Set exercise
Extract every line that contains the string "noise".

(Excerpts from a figure dataset)
════════════════
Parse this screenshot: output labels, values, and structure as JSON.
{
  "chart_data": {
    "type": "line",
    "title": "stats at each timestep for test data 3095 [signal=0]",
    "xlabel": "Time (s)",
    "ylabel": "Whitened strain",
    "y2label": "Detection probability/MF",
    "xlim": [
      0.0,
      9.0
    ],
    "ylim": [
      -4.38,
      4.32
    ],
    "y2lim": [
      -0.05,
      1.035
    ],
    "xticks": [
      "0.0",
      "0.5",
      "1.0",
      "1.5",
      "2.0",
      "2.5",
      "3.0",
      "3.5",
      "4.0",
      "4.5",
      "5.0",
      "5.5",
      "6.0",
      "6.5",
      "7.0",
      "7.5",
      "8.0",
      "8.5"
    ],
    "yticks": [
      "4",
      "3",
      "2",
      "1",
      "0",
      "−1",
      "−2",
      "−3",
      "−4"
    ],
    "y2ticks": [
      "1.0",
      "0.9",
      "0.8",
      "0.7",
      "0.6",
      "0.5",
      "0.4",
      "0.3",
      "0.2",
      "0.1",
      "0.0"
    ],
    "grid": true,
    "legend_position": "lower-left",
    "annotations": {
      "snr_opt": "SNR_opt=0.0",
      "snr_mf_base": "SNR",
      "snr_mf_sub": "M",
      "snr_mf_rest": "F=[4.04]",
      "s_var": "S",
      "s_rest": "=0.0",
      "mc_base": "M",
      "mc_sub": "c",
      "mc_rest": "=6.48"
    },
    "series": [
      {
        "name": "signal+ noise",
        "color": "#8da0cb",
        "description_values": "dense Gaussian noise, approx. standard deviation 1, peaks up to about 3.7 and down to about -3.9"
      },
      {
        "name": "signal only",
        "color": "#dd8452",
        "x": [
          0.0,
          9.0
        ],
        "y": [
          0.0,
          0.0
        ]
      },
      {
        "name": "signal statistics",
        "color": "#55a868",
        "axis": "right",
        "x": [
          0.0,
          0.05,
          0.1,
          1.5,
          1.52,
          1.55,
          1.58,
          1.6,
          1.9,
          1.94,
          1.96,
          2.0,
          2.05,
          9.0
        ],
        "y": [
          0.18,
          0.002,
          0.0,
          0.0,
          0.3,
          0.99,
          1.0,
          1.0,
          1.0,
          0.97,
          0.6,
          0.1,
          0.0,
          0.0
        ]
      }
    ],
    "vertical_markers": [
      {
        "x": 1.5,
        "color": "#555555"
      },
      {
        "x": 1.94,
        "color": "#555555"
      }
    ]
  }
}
════════════════
Task solution
        "name": "signal+ noise",
        "description_values": "dense Gaussian noise, approx. standard deviation 1, peaks up to about 3.7 and down to about -3.9"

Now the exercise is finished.